STATED PROBLEM - The records that follow are to be transcribed in full, without their images.

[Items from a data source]

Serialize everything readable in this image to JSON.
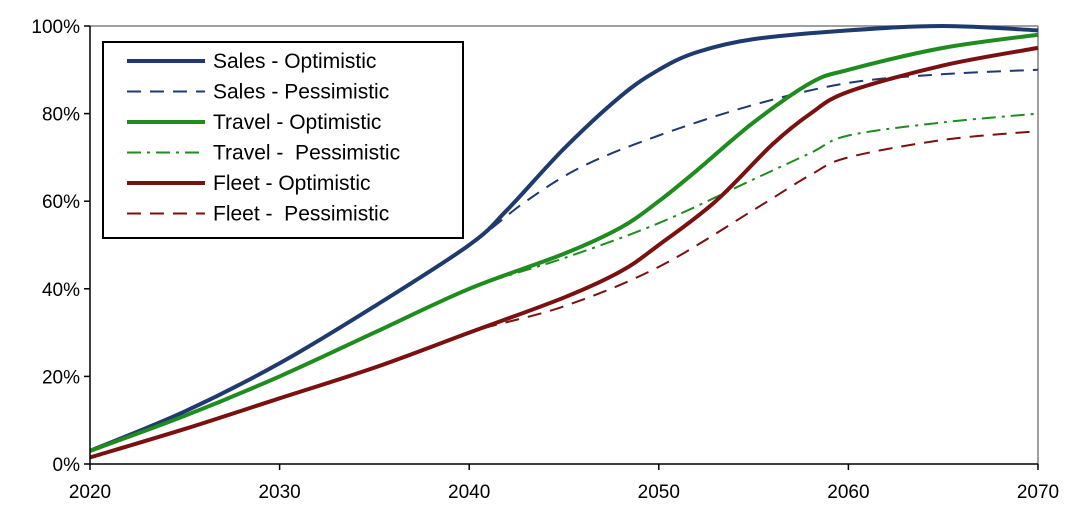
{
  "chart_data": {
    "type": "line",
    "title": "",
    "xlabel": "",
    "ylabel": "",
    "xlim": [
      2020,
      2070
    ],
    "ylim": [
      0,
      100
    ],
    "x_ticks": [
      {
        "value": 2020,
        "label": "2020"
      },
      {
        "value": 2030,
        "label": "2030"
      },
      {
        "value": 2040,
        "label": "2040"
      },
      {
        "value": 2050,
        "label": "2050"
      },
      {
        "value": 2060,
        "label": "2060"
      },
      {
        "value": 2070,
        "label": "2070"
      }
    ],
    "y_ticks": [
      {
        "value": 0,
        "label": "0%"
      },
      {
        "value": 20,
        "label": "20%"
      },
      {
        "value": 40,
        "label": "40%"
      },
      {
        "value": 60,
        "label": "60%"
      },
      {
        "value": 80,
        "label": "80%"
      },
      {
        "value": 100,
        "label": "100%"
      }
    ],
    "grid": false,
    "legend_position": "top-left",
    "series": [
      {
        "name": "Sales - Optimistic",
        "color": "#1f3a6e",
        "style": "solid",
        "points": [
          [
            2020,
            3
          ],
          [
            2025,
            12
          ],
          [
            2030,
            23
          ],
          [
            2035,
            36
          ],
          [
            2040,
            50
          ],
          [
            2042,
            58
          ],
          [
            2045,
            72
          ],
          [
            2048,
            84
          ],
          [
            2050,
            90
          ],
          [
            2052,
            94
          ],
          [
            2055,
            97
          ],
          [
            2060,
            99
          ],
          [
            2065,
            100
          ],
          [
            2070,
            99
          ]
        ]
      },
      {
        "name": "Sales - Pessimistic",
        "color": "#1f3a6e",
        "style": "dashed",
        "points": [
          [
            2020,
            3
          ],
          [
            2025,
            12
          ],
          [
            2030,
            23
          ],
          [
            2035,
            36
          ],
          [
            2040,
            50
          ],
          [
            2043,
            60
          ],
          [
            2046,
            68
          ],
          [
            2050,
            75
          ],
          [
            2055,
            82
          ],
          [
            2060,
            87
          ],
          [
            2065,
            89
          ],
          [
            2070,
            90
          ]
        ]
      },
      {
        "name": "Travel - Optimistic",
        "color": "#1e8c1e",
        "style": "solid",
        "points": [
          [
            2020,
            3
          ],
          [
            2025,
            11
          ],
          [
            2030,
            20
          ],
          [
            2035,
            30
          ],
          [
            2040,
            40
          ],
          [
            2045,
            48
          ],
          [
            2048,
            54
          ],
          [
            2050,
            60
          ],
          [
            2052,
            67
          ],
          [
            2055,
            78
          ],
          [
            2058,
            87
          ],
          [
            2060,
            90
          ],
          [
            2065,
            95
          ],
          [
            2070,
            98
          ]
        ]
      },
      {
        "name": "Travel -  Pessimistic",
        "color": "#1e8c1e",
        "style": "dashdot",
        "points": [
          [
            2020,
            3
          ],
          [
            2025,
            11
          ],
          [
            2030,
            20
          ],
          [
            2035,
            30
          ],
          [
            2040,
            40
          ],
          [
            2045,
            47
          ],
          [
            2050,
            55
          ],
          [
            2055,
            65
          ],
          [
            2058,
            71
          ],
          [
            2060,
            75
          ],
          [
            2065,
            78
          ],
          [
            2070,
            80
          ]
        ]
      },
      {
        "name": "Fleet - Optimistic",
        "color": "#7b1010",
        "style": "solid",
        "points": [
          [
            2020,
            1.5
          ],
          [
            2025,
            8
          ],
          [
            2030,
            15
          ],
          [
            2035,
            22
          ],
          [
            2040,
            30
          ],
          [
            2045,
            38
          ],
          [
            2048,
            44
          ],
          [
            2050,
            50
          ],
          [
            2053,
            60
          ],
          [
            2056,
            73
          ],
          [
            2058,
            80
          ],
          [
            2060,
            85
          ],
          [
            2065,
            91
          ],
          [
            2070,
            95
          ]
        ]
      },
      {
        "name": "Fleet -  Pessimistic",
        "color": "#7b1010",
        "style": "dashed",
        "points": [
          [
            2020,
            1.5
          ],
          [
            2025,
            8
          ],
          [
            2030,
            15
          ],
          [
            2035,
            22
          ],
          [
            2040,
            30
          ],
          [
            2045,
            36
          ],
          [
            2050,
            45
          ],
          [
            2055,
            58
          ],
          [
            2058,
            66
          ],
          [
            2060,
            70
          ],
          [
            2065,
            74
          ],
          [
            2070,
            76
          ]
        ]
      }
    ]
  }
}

THE OUTPUT -
Serialize everything readable in this image to JSON.
{
  "chart_data": {
    "type": "line",
    "title": "",
    "xlabel": "",
    "ylabel": "",
    "xlim": [
      2020,
      2070
    ],
    "ylim": [
      0,
      100
    ],
    "x_ticks": [
      {
        "value": 2020,
        "label": "2020"
      },
      {
        "value": 2030,
        "label": "2030"
      },
      {
        "value": 2040,
        "label": "2040"
      },
      {
        "value": 2050,
        "label": "2050"
      },
      {
        "value": 2060,
        "label": "2060"
      },
      {
        "value": 2070,
        "label": "2070"
      }
    ],
    "y_ticks": [
      {
        "value": 0,
        "label": "0%"
      },
      {
        "value": 20,
        "label": "20%"
      },
      {
        "value": 40,
        "label": "40%"
      },
      {
        "value": 60,
        "label": "60%"
      },
      {
        "value": 80,
        "label": "80%"
      },
      {
        "value": 100,
        "label": "100%"
      }
    ],
    "grid": false,
    "legend_position": "top-left",
    "series": [
      {
        "name": "Sales - Optimistic",
        "color": "#1f3a6e",
        "style": "solid",
        "points": [
          [
            2020,
            3
          ],
          [
            2025,
            12
          ],
          [
            2030,
            23
          ],
          [
            2035,
            36
          ],
          [
            2040,
            50
          ],
          [
            2042,
            58
          ],
          [
            2045,
            72
          ],
          [
            2048,
            84
          ],
          [
            2050,
            90
          ],
          [
            2052,
            94
          ],
          [
            2055,
            97
          ],
          [
            2060,
            99
          ],
          [
            2065,
            100
          ],
          [
            2070,
            99
          ]
        ]
      },
      {
        "name": "Sales - Pessimistic",
        "color": "#1f3a6e",
        "style": "dashed",
        "points": [
          [
            2020,
            3
          ],
          [
            2025,
            12
          ],
          [
            2030,
            23
          ],
          [
            2035,
            36
          ],
          [
            2040,
            50
          ],
          [
            2043,
            60
          ],
          [
            2046,
            68
          ],
          [
            2050,
            75
          ],
          [
            2055,
            82
          ],
          [
            2060,
            87
          ],
          [
            2065,
            89
          ],
          [
            2070,
            90
          ]
        ]
      },
      {
        "name": "Travel - Optimistic",
        "color": "#1e8c1e",
        "style": "solid",
        "points": [
          [
            2020,
            3
          ],
          [
            2025,
            11
          ],
          [
            2030,
            20
          ],
          [
            2035,
            30
          ],
          [
            2040,
            40
          ],
          [
            2045,
            48
          ],
          [
            2048,
            54
          ],
          [
            2050,
            60
          ],
          [
            2052,
            67
          ],
          [
            2055,
            78
          ],
          [
            2058,
            87
          ],
          [
            2060,
            90
          ],
          [
            2065,
            95
          ],
          [
            2070,
            98
          ]
        ]
      },
      {
        "name": "Travel -  Pessimistic",
        "color": "#1e8c1e",
        "style": "dashdot",
        "points": [
          [
            2020,
            3
          ],
          [
            2025,
            11
          ],
          [
            2030,
            20
          ],
          [
            2035,
            30
          ],
          [
            2040,
            40
          ],
          [
            2045,
            47
          ],
          [
            2050,
            55
          ],
          [
            2055,
            65
          ],
          [
            2058,
            71
          ],
          [
            2060,
            75
          ],
          [
            2065,
            78
          ],
          [
            2070,
            80
          ]
        ]
      },
      {
        "name": "Fleet - Optimistic",
        "color": "#7b1010",
        "style": "solid",
        "points": [
          [
            2020,
            1.5
          ],
          [
            2025,
            8
          ],
          [
            2030,
            15
          ],
          [
            2035,
            22
          ],
          [
            2040,
            30
          ],
          [
            2045,
            38
          ],
          [
            2048,
            44
          ],
          [
            2050,
            50
          ],
          [
            2053,
            60
          ],
          [
            2056,
            73
          ],
          [
            2058,
            80
          ],
          [
            2060,
            85
          ],
          [
            2065,
            91
          ],
          [
            2070,
            95
          ]
        ]
      },
      {
        "name": "Fleet -  Pessimistic",
        "color": "#7b1010",
        "style": "dashed",
        "points": [
          [
            2020,
            1.5
          ],
          [
            2025,
            8
          ],
          [
            2030,
            15
          ],
          [
            2035,
            22
          ],
          [
            2040,
            30
          ],
          [
            2045,
            36
          ],
          [
            2050,
            45
          ],
          [
            2055,
            58
          ],
          [
            2058,
            66
          ],
          [
            2060,
            70
          ],
          [
            2065,
            74
          ],
          [
            2070,
            76
          ]
        ]
      }
    ]
  }
}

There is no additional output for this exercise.